§ Given task
Give all of the lines again, with nothing added or dropped.

[Dataset records]
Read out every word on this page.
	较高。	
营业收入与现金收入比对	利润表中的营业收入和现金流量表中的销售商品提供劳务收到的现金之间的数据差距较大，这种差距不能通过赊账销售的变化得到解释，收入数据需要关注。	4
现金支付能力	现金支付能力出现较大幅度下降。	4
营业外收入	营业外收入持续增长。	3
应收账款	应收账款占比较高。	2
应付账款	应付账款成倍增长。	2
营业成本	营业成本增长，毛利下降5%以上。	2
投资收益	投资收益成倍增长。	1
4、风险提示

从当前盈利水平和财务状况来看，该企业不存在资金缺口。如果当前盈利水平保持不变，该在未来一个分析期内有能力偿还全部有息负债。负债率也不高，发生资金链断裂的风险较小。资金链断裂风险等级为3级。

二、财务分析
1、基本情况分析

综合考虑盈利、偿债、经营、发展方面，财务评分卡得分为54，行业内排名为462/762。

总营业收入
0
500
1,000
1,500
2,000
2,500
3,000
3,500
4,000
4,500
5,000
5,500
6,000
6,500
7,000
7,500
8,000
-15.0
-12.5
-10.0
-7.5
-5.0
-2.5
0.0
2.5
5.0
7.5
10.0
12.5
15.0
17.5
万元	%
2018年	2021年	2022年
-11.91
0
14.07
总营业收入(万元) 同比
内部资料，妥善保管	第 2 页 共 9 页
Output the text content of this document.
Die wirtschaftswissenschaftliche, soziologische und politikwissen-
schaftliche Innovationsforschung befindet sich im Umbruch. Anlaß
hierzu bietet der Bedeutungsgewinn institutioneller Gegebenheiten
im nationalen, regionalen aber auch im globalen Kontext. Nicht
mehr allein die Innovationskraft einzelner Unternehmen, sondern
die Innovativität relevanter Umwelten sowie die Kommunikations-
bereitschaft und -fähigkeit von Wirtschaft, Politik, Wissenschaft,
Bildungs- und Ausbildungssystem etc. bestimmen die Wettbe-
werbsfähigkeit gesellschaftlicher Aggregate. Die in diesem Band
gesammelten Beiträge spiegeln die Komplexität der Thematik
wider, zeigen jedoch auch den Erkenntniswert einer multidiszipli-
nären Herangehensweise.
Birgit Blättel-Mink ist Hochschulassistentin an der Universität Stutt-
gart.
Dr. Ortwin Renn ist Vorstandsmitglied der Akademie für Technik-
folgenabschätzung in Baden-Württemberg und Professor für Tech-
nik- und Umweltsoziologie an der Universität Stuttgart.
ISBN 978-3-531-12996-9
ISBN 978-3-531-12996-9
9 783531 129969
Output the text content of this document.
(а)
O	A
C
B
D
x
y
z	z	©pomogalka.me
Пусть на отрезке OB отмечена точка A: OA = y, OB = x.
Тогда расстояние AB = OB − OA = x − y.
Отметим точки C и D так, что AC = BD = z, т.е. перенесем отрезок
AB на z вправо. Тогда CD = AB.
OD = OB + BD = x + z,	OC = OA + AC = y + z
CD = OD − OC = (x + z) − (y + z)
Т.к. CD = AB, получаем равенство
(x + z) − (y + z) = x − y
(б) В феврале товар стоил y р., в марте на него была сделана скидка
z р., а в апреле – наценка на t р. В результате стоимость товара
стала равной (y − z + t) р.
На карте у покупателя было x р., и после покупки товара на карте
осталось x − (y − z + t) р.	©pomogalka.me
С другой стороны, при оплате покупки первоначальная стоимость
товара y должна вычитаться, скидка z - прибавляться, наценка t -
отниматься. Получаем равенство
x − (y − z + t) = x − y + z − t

§ Task result
Read out every word on this page.
	较高。	
营业收入与现金收入比对	利润表中的营业收入和现金流量表中的销售商品提供劳务收到的现金之间的数据差距较大，这种差距不能通过赊账销售的变化得到解释，收入数据需要关注。	4
现金支付能力	现金支付能力出现较大幅度下降。	4
营业外收入	营业外收入持续增长。	3
应收账款	应收账款占比较高。	2
应付账款	应付账款成倍增长。	2
营业成本	营业成本增长，毛利下降5%以上。	2
投资收益	投资收益成倍增长。	1
4、风险提示

从当前盈利水平和财务状况来看，该企业不存在资金缺口。如果当前盈利水平保持不变，该在未来一个分析期内有能力偿还全部有息负债。负债率也不高，发生资金链断裂的风险较小。资金链断裂风险等级为3级。

二、财务分析
1、基本情况分析

综合考虑盈利、偿债、经营、发展方面，财务评分卡得分为54，行业内排名为462/762。

总营业收入
0
500
1,000
1,500
2,000
2,500
3,000
3,500
4,000
4,500
5,000
5,500
6,000
6,500
7,000
7,500
8,000
-15.0
-12.5
-10.0
-7.5
-5.0
-2.5
0.0
2.5
5.0
7.5
10.0
12.5
15.0
17.5
万元	%
2018年	2021年	2022年
-11.91
0
14.07
总营业收入(万元) 同比
内部资料，妥善保管	第 2 页 共 9 页
Output the text content of this document.
Die wirtschaftswissenschaftliche, soziologische und politikwissen-
schaftliche Innovationsforschung befindet sich im Umbruch. Anlaß
hierzu bietet der Bedeutungsgewinn institutioneller Gegebenheiten
im nationalen, regionalen aber auch im globalen Kontext. Nicht
mehr allein die Innovationskraft einzelner Unternehmen, sondern
die Innovativität relevanter Umwelten sowie die Kommunikations-
bereitschaft und -fähigkeit von Wirtschaft, Politik, Wissenschaft,
Bildungs- und Ausbildungssystem etc. bestimmen die Wettbe-
werbsfähigkeit gesellschaftlicher Aggregate. Die in diesem Band
gesammelten Beiträge spiegeln die Komplexität der Thematik
wider, zeigen jedoch auch den Erkenntniswert einer multidiszipli-
nären Herangehensweise.
Birgit Blättel-Mink ist Hochschulassistentin an der Universität Stutt-
gart.
Dr. Ortwin Renn ist Vorstandsmitglied der Akademie für Technik-
folgenabschätzung in Baden-Württemberg und Professor für Tech-
nik- und Umweltsoziologie an der Universität Stuttgart.
ISBN 978-3-531-12996-9
ISBN 978-3-531-12996-9
9 783531 129969
Output the text content of this document.
(а)
O	A
C
B
D
x
y
z	z	©pomogalka.me
Пусть на отрезке OB отмечена точка A: OA = y, OB = x.
Тогда расстояние AB = OB − OA = x − y.
Отметим точки C и D так, что AC = BD = z, т.е. перенесем отрезок
AB на z вправо. Тогда CD = AB.
OD = OB + BD = x + z,	OC = OA + AC = y + z
CD = OD − OC = (x + z) − (y + z)
Т.к. CD = AB, получаем равенство
(x + z) − (y + z) = x − y
(б) В феврале товар стоил y р., в марте на него была сделана скидка
z р., а в апреле – наценка на t р. В результате стоимость товара
стала равной (y − z + t) р.
На карте у покупателя было x р., и после покупки товара на карте
осталось x − (y − z + t) р.	©pomogalka.me
С другой стороны, при оплате покупки первоначальная стоимость
товара y должна вычитаться, скидка z - прибавляться, наценка t -
отниматься. Получаем равенство
x − (y − z + t) = x − y + z − t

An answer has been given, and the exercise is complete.